-- begin --

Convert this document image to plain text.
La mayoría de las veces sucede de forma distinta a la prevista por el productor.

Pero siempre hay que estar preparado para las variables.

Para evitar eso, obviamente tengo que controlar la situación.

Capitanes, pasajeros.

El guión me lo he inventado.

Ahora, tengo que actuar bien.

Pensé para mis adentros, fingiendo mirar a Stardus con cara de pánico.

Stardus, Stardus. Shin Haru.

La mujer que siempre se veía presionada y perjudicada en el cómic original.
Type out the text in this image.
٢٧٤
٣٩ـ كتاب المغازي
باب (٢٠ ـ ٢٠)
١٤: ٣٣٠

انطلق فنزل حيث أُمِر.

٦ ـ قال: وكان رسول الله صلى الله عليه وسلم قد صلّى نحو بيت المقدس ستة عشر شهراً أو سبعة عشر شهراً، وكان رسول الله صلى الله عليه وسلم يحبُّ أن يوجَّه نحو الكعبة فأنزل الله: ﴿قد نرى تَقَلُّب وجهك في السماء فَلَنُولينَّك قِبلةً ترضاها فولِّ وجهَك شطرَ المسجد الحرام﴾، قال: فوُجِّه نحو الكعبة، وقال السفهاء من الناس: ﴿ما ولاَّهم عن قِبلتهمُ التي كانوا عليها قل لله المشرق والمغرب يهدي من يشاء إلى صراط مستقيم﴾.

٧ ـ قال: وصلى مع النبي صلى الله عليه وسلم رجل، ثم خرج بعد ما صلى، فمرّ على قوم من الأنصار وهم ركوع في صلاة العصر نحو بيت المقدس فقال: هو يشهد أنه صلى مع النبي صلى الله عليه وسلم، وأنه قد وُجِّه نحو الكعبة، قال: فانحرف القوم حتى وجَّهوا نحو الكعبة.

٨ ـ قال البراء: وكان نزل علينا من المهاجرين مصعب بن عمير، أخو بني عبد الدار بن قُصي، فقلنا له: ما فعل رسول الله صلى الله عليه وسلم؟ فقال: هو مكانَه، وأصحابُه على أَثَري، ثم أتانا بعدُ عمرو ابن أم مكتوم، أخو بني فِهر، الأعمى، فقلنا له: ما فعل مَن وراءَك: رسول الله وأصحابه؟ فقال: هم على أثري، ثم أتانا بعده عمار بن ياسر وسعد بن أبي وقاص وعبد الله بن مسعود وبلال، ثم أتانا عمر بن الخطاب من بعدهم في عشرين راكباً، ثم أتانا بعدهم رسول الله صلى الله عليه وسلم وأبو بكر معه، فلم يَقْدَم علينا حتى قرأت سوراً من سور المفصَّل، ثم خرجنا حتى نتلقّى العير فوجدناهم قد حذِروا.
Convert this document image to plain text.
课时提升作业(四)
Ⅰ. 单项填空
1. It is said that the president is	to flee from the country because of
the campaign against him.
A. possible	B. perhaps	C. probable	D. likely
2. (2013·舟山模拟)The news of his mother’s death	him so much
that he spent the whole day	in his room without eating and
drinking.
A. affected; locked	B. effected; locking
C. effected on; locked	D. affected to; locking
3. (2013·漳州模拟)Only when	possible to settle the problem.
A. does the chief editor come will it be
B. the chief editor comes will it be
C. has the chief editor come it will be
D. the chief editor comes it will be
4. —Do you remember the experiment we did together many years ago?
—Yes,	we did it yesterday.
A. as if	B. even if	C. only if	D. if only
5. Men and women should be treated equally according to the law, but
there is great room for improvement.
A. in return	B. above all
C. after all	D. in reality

-- end --

• [EXERCISE OBJECTIVE] Pull out and copy each line containing the string "possible".

• [REPLY]
A. possible	B. perhaps	C. probable	D. likely
3. (2013·漳州模拟)Only when	possible to settle the problem.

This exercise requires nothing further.